Data for this task

*-*-*

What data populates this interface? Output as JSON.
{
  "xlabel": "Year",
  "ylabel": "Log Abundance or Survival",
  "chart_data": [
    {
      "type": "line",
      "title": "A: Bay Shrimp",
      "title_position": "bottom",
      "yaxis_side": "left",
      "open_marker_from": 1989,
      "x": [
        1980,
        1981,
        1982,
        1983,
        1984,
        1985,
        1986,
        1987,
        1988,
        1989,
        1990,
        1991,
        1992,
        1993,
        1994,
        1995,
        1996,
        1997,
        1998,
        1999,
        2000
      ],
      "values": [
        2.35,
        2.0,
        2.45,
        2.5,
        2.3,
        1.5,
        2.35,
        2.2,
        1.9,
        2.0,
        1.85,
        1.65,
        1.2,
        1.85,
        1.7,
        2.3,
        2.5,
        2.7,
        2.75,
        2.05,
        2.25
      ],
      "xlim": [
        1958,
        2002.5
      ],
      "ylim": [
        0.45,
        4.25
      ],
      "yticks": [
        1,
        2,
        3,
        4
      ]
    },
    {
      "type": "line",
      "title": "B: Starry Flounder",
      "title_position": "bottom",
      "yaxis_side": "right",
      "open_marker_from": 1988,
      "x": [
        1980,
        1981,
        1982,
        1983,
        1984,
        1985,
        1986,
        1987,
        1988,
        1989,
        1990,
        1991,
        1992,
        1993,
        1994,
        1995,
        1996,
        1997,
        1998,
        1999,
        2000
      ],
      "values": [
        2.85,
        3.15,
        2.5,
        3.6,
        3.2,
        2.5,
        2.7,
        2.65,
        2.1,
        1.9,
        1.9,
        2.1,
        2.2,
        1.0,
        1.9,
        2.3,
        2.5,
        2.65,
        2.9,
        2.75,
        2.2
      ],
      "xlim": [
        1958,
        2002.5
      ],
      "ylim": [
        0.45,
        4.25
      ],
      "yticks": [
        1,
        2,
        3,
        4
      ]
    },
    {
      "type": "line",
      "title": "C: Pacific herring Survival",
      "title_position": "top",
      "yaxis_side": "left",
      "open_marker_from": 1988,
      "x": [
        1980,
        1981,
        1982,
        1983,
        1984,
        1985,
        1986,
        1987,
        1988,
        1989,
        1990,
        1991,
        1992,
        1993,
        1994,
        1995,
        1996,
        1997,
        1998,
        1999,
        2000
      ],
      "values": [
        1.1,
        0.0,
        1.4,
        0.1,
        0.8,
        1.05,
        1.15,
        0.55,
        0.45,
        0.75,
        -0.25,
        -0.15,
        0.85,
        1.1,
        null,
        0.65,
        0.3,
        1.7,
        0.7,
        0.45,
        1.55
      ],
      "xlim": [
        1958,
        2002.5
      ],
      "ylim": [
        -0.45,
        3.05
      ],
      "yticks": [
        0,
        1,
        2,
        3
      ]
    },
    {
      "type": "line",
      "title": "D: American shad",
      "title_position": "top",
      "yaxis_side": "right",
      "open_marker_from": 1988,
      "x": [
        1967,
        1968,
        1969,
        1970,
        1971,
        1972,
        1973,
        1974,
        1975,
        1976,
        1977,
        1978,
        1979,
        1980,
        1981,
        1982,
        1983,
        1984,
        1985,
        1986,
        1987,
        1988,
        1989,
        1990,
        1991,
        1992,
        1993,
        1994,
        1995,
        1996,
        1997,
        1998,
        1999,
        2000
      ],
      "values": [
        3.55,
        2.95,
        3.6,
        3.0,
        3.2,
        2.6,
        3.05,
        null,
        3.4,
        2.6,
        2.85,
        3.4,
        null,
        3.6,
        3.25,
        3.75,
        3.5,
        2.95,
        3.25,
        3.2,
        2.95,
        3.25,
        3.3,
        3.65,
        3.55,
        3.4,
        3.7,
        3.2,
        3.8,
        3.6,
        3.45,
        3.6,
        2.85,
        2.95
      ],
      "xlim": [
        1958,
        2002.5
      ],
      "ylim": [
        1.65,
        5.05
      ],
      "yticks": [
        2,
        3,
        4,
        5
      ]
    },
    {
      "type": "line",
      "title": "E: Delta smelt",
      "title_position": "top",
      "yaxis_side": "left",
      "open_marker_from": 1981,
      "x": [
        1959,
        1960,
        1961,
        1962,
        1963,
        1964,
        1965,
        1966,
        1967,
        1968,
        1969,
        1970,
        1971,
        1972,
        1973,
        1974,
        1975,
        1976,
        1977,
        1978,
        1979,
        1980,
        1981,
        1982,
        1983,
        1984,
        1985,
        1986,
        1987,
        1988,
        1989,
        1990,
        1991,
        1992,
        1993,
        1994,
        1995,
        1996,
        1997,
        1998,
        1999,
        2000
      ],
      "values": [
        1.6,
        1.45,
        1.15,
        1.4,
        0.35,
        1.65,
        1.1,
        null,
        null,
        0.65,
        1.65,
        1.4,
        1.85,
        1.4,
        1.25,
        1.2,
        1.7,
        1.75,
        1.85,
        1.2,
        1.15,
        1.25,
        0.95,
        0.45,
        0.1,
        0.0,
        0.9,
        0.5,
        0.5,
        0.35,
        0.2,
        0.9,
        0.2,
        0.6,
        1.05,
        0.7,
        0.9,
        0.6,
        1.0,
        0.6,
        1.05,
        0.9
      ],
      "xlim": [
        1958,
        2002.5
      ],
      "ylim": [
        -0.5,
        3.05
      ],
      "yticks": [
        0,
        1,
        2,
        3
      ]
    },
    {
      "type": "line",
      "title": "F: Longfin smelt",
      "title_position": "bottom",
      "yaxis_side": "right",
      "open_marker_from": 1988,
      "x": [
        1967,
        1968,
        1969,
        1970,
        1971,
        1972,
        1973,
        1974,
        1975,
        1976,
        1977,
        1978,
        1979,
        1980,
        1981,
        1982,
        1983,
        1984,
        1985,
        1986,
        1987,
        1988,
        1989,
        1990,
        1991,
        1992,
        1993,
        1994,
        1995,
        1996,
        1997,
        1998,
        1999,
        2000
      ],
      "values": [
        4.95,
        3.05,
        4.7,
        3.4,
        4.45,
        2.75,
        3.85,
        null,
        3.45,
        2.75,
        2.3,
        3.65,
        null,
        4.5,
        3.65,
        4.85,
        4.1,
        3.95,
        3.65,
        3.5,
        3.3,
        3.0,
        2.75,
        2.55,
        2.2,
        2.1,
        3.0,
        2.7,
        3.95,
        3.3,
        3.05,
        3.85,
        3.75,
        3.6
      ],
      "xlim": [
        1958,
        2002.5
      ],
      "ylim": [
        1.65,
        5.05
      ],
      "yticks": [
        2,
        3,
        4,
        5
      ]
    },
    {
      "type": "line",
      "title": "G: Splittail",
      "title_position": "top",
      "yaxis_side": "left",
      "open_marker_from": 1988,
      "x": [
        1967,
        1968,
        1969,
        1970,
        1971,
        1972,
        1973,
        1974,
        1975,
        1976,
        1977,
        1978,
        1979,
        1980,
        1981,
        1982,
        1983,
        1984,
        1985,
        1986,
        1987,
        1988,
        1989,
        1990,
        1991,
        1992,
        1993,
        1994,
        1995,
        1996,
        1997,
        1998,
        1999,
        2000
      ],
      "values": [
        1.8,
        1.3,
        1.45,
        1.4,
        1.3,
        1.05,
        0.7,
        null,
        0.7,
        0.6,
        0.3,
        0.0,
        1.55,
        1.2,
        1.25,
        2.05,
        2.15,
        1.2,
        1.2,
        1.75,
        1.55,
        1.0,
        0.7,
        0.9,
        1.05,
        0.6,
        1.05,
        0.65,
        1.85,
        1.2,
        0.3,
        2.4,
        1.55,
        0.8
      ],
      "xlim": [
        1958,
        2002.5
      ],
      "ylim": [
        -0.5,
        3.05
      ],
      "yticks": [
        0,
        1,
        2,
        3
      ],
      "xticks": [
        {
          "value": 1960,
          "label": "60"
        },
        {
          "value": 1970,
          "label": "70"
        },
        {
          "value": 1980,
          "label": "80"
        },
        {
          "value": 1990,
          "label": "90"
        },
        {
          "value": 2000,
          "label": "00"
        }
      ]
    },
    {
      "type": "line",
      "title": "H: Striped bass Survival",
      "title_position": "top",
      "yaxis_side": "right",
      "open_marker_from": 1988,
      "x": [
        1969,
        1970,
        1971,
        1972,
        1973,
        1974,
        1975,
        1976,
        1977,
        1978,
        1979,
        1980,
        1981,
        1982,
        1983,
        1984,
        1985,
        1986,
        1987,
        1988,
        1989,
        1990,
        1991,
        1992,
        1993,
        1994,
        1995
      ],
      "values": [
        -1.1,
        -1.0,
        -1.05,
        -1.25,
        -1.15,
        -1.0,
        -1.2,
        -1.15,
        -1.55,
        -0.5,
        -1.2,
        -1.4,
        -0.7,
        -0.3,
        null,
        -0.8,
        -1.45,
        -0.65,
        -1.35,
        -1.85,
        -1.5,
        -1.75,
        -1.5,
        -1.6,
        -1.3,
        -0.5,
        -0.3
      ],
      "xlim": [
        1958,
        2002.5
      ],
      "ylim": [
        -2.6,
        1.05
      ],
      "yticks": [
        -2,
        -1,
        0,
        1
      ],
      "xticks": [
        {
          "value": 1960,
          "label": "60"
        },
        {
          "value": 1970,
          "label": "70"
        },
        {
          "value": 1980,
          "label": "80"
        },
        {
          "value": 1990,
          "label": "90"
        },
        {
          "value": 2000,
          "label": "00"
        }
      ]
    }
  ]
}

*-*-*

Report only how many lines of the listing hold the word "Survival".

3